>> START Document text

In embodiments, the point cloud of a new “unknown” dummy device is applied to the kinematic analyzer previously trained with a ML algorithm. The output of the kinematic analyzer are kinematic descriptors, e.g. link identifiers or link types for the relevant device cloud points.

In embodiments, each recognized link entity is labeled with its link identifier such as Ink1, Ink2, Ink3 etc.

By means of the kinematic analyzer, embodiments enable to determine where are the links and the joint(s) in order to defining them as part of the kinematic chain(s) of the analyzed device.

Embodiments enable to generate the definition of the kinematics capability of the analyzed device.

In embodiments, during the execution phase of the algorithm, a device's CAD file may be provided as input for pre-processing 403.

In embodiments, the file of the CAD model can be provided in a jt. format file, e.g. the native format of Process Simulate. In other embodiments, the file describing the device model can be provided into any other suitable file format describing a 3D model or sub-elements of it. In embodiments, this file in this latter format may preferably be converted into JT via a file converter, e.g. an existing one or ad-hoc created converter.

In embodiments, the output 406 of the kinematic analyzer 405 algorithm is processed 407 to determine a set of descriptors of the joints (and optionally links) for determining the kinematic chain(s) in the device 3D model 402.

In embodiments, the output of the kinematic analyzer with descriptors of the joints 412 is processed by a post-processing module 407. In embodiments, in the post processing module 407 includes determining the kinematic capabilities of the dummy device. In embodiments, the post processing module 407 includes identifying at least two device's links with two different identifiers associated to a same descriptor link type for example via clustering. In embodiments, the post processing module 407 includes additionally identifying a joint connecting the at least two links.

>> END Document text
>> START Data lines

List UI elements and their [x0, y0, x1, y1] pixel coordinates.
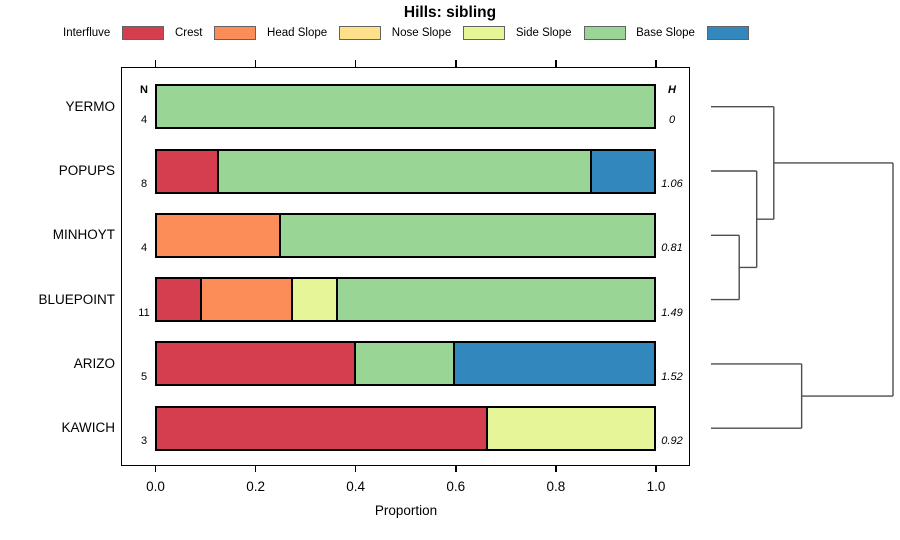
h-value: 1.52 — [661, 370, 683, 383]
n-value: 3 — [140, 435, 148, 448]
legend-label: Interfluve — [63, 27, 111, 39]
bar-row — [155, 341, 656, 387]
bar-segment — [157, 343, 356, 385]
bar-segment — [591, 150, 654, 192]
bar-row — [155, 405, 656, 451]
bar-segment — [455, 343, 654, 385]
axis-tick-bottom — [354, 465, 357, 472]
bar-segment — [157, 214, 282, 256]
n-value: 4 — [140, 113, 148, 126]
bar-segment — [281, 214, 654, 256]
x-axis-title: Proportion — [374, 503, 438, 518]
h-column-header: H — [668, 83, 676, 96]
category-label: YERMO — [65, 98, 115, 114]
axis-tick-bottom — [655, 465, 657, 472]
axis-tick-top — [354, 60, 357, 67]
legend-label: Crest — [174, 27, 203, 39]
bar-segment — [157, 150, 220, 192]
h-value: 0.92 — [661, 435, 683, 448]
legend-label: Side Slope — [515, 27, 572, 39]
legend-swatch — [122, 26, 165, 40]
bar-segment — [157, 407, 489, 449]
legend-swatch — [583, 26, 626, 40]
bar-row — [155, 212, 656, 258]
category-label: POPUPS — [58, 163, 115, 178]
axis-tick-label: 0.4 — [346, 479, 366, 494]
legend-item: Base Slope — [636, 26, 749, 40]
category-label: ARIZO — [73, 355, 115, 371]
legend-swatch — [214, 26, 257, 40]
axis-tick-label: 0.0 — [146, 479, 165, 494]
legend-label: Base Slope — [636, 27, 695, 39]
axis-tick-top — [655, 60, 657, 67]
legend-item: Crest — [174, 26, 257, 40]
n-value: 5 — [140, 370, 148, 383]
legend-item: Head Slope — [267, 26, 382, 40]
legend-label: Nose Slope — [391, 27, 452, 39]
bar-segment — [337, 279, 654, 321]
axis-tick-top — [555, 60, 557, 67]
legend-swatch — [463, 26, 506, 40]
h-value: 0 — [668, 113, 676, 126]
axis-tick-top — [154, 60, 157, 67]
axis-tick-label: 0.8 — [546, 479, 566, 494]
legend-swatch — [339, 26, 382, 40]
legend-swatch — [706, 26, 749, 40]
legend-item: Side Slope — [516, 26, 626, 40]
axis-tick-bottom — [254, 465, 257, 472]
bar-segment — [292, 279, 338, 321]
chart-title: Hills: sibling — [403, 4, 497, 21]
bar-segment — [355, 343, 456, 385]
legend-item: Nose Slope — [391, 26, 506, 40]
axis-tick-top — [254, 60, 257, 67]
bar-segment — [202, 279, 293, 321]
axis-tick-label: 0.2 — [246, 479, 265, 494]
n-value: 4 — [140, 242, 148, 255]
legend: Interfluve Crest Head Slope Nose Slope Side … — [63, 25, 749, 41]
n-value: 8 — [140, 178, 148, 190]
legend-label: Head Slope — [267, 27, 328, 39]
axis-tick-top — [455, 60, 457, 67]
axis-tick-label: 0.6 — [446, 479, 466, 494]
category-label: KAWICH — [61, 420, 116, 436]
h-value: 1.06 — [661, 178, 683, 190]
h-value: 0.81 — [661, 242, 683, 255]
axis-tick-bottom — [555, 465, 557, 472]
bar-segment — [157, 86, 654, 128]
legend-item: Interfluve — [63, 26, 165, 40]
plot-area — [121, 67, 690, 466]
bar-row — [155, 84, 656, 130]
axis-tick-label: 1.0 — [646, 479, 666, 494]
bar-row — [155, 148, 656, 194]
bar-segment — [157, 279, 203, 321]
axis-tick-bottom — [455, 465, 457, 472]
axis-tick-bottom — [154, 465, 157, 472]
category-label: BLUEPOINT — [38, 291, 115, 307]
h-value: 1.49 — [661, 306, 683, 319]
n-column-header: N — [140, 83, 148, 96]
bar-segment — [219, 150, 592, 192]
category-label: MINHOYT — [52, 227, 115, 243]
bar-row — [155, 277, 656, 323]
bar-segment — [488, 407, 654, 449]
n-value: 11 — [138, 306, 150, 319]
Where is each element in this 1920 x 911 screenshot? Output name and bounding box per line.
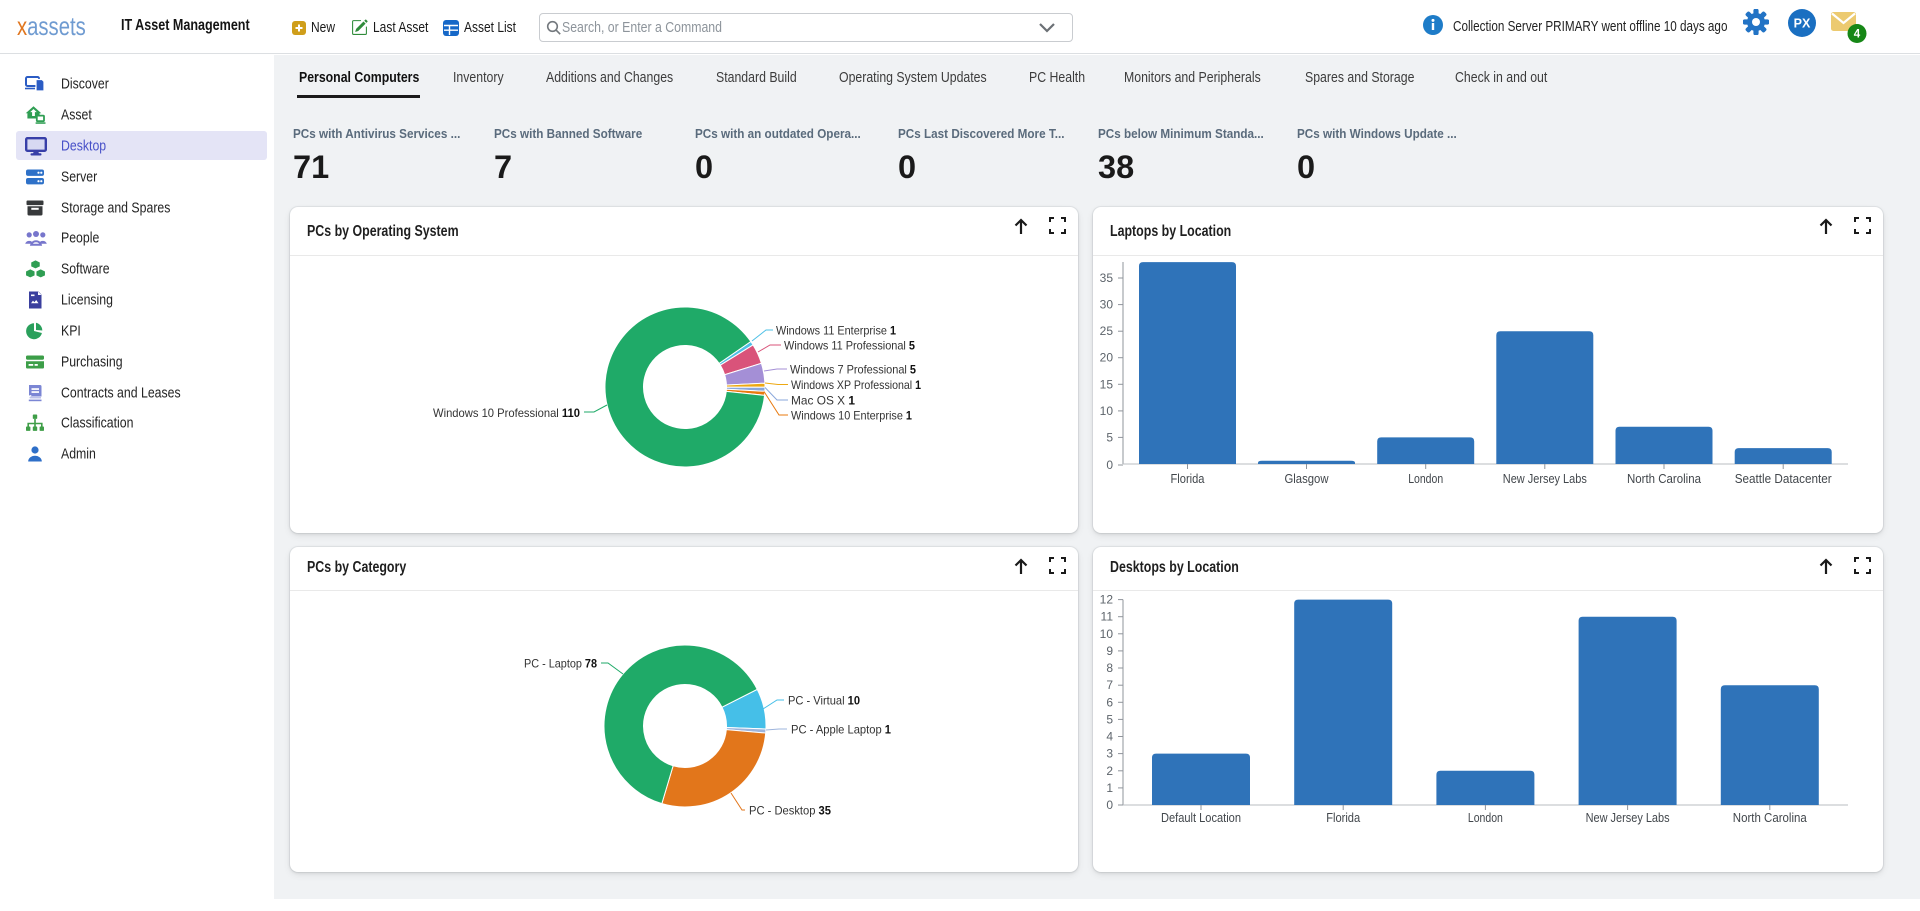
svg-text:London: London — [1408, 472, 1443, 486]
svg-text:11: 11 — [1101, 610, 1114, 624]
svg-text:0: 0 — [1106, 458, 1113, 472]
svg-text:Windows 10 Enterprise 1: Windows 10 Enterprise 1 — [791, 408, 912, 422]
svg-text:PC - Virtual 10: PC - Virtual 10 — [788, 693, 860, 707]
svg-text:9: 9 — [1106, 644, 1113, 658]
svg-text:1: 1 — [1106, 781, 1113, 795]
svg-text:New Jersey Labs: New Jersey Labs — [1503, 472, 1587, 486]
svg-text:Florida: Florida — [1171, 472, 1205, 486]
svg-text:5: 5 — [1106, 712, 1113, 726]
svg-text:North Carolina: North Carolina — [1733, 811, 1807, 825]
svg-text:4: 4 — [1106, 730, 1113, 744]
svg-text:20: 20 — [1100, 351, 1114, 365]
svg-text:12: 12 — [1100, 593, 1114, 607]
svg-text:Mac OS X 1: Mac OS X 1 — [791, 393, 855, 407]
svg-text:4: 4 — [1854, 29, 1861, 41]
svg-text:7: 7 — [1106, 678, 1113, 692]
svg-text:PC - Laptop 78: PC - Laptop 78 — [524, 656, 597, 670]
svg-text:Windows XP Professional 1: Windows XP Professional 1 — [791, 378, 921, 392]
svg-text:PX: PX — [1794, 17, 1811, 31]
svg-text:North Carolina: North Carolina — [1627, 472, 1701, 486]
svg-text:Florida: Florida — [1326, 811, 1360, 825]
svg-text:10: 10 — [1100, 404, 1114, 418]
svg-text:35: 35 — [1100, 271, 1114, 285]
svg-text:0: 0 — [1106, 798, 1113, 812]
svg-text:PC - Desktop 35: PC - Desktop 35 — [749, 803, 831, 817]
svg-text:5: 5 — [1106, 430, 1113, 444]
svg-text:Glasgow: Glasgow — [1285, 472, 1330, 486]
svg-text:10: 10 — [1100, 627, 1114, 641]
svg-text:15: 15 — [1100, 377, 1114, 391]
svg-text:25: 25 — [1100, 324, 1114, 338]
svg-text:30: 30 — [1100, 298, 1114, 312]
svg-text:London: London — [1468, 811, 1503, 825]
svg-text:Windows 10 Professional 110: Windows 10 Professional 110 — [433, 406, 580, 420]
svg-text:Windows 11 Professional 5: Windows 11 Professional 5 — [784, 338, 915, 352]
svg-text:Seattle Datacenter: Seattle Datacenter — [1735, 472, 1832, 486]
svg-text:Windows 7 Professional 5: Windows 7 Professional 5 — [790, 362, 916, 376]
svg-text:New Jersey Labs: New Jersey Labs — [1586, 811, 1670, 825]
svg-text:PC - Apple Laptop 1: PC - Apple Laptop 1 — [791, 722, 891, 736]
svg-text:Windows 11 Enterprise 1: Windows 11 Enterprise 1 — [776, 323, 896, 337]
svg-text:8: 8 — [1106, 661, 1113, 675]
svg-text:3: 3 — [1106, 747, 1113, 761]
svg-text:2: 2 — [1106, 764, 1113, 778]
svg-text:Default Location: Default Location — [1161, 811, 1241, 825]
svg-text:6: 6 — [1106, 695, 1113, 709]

>> END Data lines
>> START Data lines

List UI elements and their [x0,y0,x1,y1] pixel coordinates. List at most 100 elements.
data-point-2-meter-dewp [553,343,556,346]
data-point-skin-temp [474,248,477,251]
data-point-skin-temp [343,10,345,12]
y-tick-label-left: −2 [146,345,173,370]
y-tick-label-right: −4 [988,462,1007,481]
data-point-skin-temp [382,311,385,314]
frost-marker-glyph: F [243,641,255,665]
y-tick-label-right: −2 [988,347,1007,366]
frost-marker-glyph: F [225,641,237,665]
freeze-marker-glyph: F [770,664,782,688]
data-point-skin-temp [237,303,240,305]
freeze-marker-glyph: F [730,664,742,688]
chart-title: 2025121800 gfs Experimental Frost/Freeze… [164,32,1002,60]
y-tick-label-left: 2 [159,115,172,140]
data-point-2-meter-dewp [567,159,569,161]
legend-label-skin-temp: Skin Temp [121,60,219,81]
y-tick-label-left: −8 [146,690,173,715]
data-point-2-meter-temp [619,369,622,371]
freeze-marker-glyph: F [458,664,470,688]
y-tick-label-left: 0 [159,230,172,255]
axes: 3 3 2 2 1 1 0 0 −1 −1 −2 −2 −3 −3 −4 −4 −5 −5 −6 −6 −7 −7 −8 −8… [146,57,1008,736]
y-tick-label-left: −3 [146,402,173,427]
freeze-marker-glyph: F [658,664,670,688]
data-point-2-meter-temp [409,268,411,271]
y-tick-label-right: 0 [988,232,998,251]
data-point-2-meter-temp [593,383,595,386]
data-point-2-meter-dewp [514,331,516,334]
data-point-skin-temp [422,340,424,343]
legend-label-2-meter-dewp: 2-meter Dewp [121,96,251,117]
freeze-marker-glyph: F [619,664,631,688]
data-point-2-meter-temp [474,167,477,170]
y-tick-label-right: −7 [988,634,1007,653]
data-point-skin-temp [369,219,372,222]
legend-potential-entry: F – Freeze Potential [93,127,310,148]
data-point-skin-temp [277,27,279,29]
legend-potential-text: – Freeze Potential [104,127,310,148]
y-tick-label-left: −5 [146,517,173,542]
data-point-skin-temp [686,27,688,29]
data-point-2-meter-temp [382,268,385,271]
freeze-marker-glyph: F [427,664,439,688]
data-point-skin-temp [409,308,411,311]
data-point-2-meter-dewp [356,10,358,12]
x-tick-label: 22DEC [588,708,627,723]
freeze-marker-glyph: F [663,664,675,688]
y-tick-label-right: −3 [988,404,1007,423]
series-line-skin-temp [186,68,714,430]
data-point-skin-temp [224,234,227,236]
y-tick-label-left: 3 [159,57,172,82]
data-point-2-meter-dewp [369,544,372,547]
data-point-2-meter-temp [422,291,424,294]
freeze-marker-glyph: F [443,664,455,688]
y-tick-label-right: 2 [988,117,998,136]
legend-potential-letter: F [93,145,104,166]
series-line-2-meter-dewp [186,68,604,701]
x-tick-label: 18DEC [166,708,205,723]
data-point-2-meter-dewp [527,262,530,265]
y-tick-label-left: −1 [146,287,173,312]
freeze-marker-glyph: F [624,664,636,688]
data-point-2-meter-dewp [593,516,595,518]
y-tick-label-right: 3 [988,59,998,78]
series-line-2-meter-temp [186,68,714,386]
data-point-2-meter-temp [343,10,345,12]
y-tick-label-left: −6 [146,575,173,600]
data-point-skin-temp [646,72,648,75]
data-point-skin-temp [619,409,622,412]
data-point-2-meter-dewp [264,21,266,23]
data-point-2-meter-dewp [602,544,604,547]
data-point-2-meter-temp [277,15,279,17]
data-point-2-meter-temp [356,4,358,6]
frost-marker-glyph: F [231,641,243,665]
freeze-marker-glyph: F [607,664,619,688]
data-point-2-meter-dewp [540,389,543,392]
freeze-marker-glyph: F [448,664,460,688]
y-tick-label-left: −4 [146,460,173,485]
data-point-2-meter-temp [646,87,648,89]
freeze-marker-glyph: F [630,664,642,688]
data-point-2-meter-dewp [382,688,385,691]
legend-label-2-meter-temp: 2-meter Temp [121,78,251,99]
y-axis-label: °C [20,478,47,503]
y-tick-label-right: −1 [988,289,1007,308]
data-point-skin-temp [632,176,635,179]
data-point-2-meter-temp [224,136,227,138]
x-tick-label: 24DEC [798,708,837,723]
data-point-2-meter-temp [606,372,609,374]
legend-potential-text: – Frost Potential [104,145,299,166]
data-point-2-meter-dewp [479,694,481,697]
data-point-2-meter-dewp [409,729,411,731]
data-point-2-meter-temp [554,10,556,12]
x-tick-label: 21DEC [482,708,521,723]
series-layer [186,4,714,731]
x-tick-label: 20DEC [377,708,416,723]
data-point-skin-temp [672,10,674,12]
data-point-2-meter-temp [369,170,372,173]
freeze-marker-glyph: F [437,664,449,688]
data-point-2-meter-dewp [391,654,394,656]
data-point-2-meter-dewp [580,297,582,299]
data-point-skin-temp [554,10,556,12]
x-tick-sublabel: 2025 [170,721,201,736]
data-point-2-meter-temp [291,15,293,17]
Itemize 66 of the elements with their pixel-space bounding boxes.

>> END Data lines

§ **Problem statement**: Reproduce the kinematic analyzer passage starting at "In embodiments, the point" and ending at "device cloud points.", switching "kinematic analyzer" to "motion analyzer" wherever it occurs.

§ **Answer to the problem**:
In embodiments, the point cloud of a new “unknown” dummy device is applied to the motion analyzer previously trained with a ML algorithm. The output of the motion analyzer are kinematic descriptors, e.g. link identifiers or link types for the relevant device cloud points.